Objective 1: From the records below, write out the lines from the line with "chevron-down-icon[interactable] [662,34,690,62]" up to and including the line with "display-name[interactable]: кан ёсан [141,266,238,293]".
[Quoted text start]
We have already heard the welcome news on student accommodation, where, very helpfully, the Government have moved a long way. Another key ingredient in our discussions has been the issue covered by Amendments 24 and 25. This relates to a pilot scheme, trial or pathfinder, which representatives of both landlords and tenants see as essential before the new measure is applied more generally.

I pay tribute to the Minister for his concerted efforts to take on board the anxieties of those from the Residential Landlords Association, Crisis, the British Property Federation and others at our meetings. It would not be true to say that the requirement for landlords to check the immigration status of their tenants is welcomed. Landlords do not want an extra administrative task, with a hefty fine if they get it wrong. Those representing tenants’ interests remain convinced that the measure will make it even more difficult than it is already for anyone who might possibly be thought of as a foreigner to get a decent flat. However, these organisations are a good deal happier today than they were at the start of the process. A whole series of undertakings and expressions of intent has now been set out. Some of the changes will appear in the Bill through the government amendments brought forward today. Others will come in the details in secondary legislation and subsequent guidance and codes of practice, including in relation to potential discrimination.

I now have a long list of commitments and clarifications from the Government which, in combination, waylay a good many of the fears we have raised about this duty on landlords. I will now summarise the most significant of these, not least to enable the Minister to correct me if I am mistaken in any respect.

First, as we have heard, lettings to almost all students are taken out of the equation, including in private sector halls and also in houses and flats. Secondly, hostels run by charities and housing associations for homeless people are excluded, as are refuges for women fleeing violence, and accommodation for vulnerable people in immediate need. Thirdly, those leaving prison will be able to rely on much simpler paperwork to satisfy requirements than was feared.

Fourthly, only in exceptional circumstances will there be any need to check on tenants after they have moved in during the period of their tenancy. Fifthly, landlords will not have responsibility for checking on anyone else moving into the property after the tenant moves in, provided any additional occupier does not pay rent to the landlord.

Sixthly, the Home Office will have a hotline to deal with queries within 48 hours. After I expressed some disbelief that this would actually happen, I received reassurances that, if the Home Office fails to provide an answer within 48 hours on working days, the landlord can assume the verification has taken place and will not incur any penalty.

Seventhly, any organisation which wants to take responsibility from landlords for verifying the status of tenants can act as an agency. I understand that a number of bodies, including some that currently conduct reference and credit checks, have already made approaches to the Home Office. No doubt such agencies could do the job more quickly and cheaply than most local managing agents by becoming real experts in the process.

Eighthly, a consultative group chaired by a Minister will be created and will involve relevant bodies including the British Property Federation, Crisis, the Residential Landlords Association and others. This group will look at the secondary legislation, codes of practice, regulations, draft instruments and so on that relate to this measure.
[Quoted text end]
Objective 2: Based on the speech on landlord checks, say whether each statement agrees with it: (a) the Home Office hotline will deal with queries within 48 hours; (b) landlords must check on everyone who moves into the property after the tenant; (c) refuges for women fleeing violence are excluded.
[Working data start]
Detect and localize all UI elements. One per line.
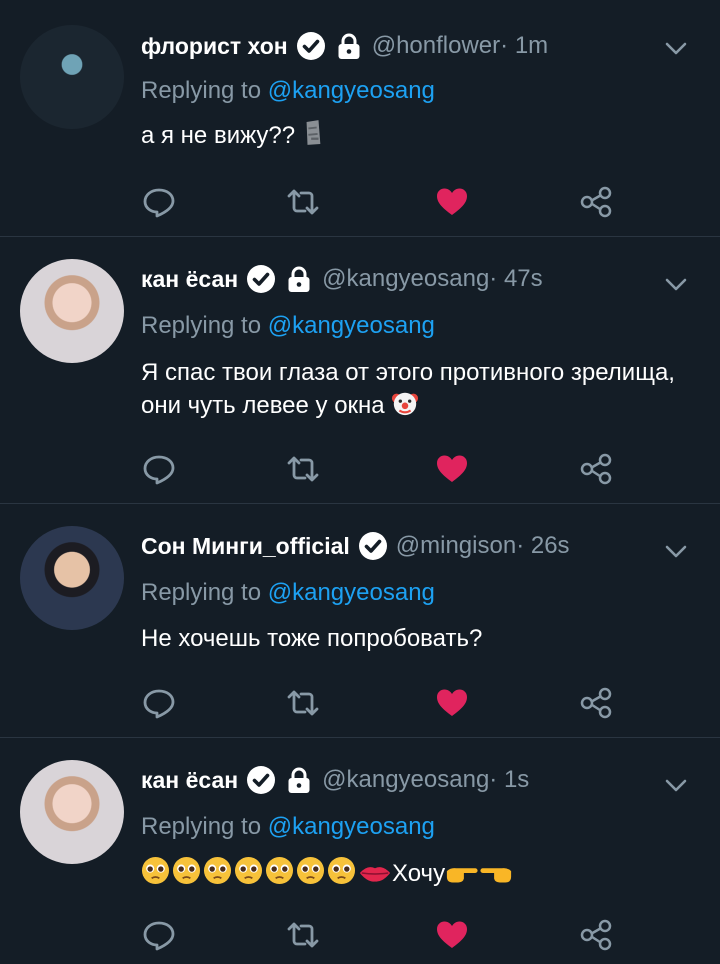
chevron-down-icon[interactable] [662,34,690,62]
mention-link[interactable]: @kangyeosang [268,77,435,104]
share-icon[interactable] [578,917,614,953]
lock-icon [284,264,314,294]
moai-emoji [306,120,321,145]
heart-icon[interactable] [434,451,470,487]
tweet-header: кан ёсан @kangyeosang · 47s [141,259,543,299]
tweet-text: Не хочешь тоже попробовать? [141,625,483,652]
tweet-text: а я не вижу?? [141,119,681,152]
verified-badge-icon [296,31,326,61]
pleading-face-emoji [234,856,263,885]
heart-icon[interactable] [434,184,470,220]
display-name[interactable]: Сон Минги_official [141,533,350,560]
timestamp[interactable]: · 47s [489,265,542,293]
tweet-actions [141,451,641,491]
pleading-face-emoji [203,856,232,885]
tweet-actions [141,184,641,224]
chevron-down-icon[interactable] [662,270,690,298]
point-right-emoji [446,868,478,883]
pleading-face-emoji [172,856,201,885]
tweet-text-word: Хочу [392,860,446,887]
display-name[interactable]: кан ёсан [141,266,238,293]
tweet[interactable]: кан ёсан @kangyeosang · 47s Replying to … [0,237,720,504]
mention-link[interactable]: @kangyeosang [268,312,435,339]
display-name[interactable]: флорист хон [141,33,288,60]
pleading-face-emoji [141,856,170,885]
tweet[interactable]: Сон Минги_official @mingison · 26s Reply… [0,504,720,738]
replying-to: Replying to @kangyeosang [141,77,435,104]
share-icon[interactable] [578,685,614,721]
avatar[interactable] [20,259,124,363]
timestamp[interactable]: · 26s [516,532,569,560]
tweet[interactable]: кан ёсан @kangyeosang · 1s Replying to @… [0,738,720,964]
tweet-header: кан ёсан @kangyeosang · 1s [141,760,529,800]
reply-icon[interactable] [141,184,177,220]
heart-icon[interactable] [434,917,470,953]
pleading-face-emoji [265,856,294,885]
avatar[interactable] [20,526,124,630]
verified-badge-icon [246,264,276,294]
username[interactable]: @honflower [372,32,500,60]
reply-icon[interactable] [141,451,177,487]
tweet-text: Я спас твои глаза от этого противного зр… [141,359,675,419]
replying-to: Replying to @kangyeosang [141,813,435,840]
pleading-face-emoji [296,856,325,885]
chevron-down-icon[interactable] [662,771,690,799]
replying-to: Replying to @kangyeosang [141,312,435,339]
heart-icon[interactable] [434,685,470,721]
tweet-header: флорист хон @honflower · 1m [141,26,548,66]
replying-to: Replying to @kangyeosang [141,579,435,606]
retweet-icon[interactable] [285,917,321,953]
tweet-actions [141,685,641,725]
lock-icon [284,765,314,795]
point-left-emoji [480,868,512,883]
pleading-face-emoji [327,856,356,885]
mention-link[interactable]: @kangyeosang [268,813,435,840]
avatar[interactable] [20,25,124,129]
username[interactable]: @mingison [396,532,516,560]
display-name[interactable]: кан ёсан [141,767,238,794]
lock-icon [334,31,364,61]
share-icon[interactable] [578,451,614,487]
lips-emoji [359,867,391,882]
timestamp[interactable]: · 1s [489,766,529,794]
retweet-icon[interactable] [285,184,321,220]
retweet-icon[interactable] [285,451,321,487]
username[interactable]: @kangyeosang [322,265,489,293]
retweet-icon[interactable] [285,685,321,721]
verified-badge-icon [246,765,276,795]
clown-emoji [392,392,419,416]
timestamp[interactable]: · 1m [500,32,548,60]
tweet-header: Сон Минги_official @mingison · 26s [141,526,570,566]
avatar[interactable] [20,760,124,864]
tweet-text: Хочу [141,856,681,890]
tweet-actions [141,917,641,957]
tweet[interactable]: флорист хон @honflower · 1m Replying to … [0,0,720,237]
username[interactable]: @kangyeosang [322,766,489,794]
reply-icon[interactable] [141,917,177,953]
share-icon[interactable] [578,184,614,220]
mention-link[interactable]: @kangyeosang [268,579,435,606]
verified-badge-icon [358,531,388,561]
chevron-down-icon[interactable] [662,537,690,565]
reply-icon[interactable] [141,685,177,721]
[Working data end]
Full output 1:
chevron-down-icon[interactable] [662,34,690,62]
mention-link[interactable]: @kangyeosang [268,77,435,104]
share-icon[interactable] [578,917,614,953]
lock-icon [284,264,314,294]
moai-emoji [306,120,321,145]
heart-icon[interactable] [434,451,470,487]
tweet-header: кан ёсан @kangyeosang · 47s [141,259,543,299]
tweet-text: Не хочешь тоже попробовать? [141,625,483,652]
tweet-text: а я не вижу?? [141,119,681,152]
verified-badge-icon [296,31,326,61]
pleading-face-emoji [234,856,263,885]
heart-icon[interactable] [434,184,470,220]
display-name[interactable]: Сон Минги_official [141,533,350,560]
timestamp[interactable]: · 47s [489,265,542,293]
tweet-actions [141,451,641,491]
pleading-face-emoji [203,856,232,885]
tweet-actions [141,184,641,224]
chevron-down-icon[interactable] [662,270,690,298]
point-right-emoji [446,868,478,883]
pleading-face-emoji [172,856,201,885]
tweet-text-word: Хочу [392,860,446,887]
display-name[interactable]: кан ёсан [141,266,238,293]

Full output 2:
(a) Yes: "the Home Office will have a hotline to deal with queries within 48 hours"
(b) No: "landlords will not have responsibility for checking on anyone else moving into the property after the tenant moves in, provided any additional occupier does not pay rent to the landlord"
(c) Yes: "as are refuges for women fleeing violence"